▸ Directions for this task: Return the records in full, exactly as given.

Source data:
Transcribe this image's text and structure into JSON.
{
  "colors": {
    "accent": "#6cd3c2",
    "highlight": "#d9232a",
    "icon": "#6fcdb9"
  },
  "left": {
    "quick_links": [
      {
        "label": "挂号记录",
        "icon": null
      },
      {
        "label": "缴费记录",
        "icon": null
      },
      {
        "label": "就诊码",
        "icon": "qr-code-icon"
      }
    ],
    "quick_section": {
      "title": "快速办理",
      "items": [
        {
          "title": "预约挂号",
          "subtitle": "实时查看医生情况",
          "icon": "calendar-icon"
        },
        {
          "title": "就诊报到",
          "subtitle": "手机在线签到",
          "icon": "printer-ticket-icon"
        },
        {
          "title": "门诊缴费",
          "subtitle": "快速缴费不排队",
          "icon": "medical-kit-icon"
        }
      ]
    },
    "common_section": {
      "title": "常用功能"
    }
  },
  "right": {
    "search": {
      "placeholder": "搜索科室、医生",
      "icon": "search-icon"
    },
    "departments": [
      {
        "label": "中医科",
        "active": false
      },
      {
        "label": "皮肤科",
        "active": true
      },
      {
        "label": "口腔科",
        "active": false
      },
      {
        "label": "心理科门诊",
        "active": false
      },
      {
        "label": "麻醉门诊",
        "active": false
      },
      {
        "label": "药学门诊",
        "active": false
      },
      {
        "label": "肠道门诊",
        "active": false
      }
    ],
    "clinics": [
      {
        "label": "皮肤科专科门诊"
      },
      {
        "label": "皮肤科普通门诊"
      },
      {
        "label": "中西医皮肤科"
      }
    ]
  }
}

▸ Answer below:
Transcribe this image's text and structure into JSON.
{
  "colors": {
    "accent": "#6cd3c2",
    "highlight": "#d9232a",
    "icon": "#6fcdb9"
  },
  "left": {
    "quick_links": [
      {
        "label": "挂号记录",
        "icon": null
      },
      {
        "label": "缴费记录",
        "icon": null
      },
      {
        "label": "就诊码",
        "icon": "qr-code-icon"
      }
    ],
    "quick_section": {
      "title": "快速办理",
      "items": [
        {
          "title": "预约挂号",
          "subtitle": "实时查看医生情况",
          "icon": "calendar-icon"
        },
        {
          "title": "就诊报到",
          "subtitle": "手机在线签到",
          "icon": "printer-ticket-icon"
        },
        {
          "title": "门诊缴费",
          "subtitle": "快速缴费不排队",
          "icon": "medical-kit-icon"
        }
      ]
    },
    "common_section": {
      "title": "常用功能"
    }
  },
  "right": {
    "search": {
      "placeholder": "搜索科室、医生",
      "icon": "search-icon"
    },
    "departments": [
      {
        "label": "中医科",
        "active": false
      },
      {
        "label": "皮肤科",
        "active": true
      },
      {
        "label": "口腔科",
        "active": false
      },
      {
        "label": "心理科门诊",
        "active": false
      },
      {
        "label": "麻醉门诊",
        "active": false
      },
      {
        "label": "药学门诊",
        "active": false
      },
      {
        "label": "肠道门诊",
        "active": false
      }
    ],
    "clinics": [
      {
        "label": "皮肤科专科门诊"
      },
      {
        "label": "皮肤科普通门诊"
      },
      {
        "label": "中西医皮肤科"
      }
    ]
  }
}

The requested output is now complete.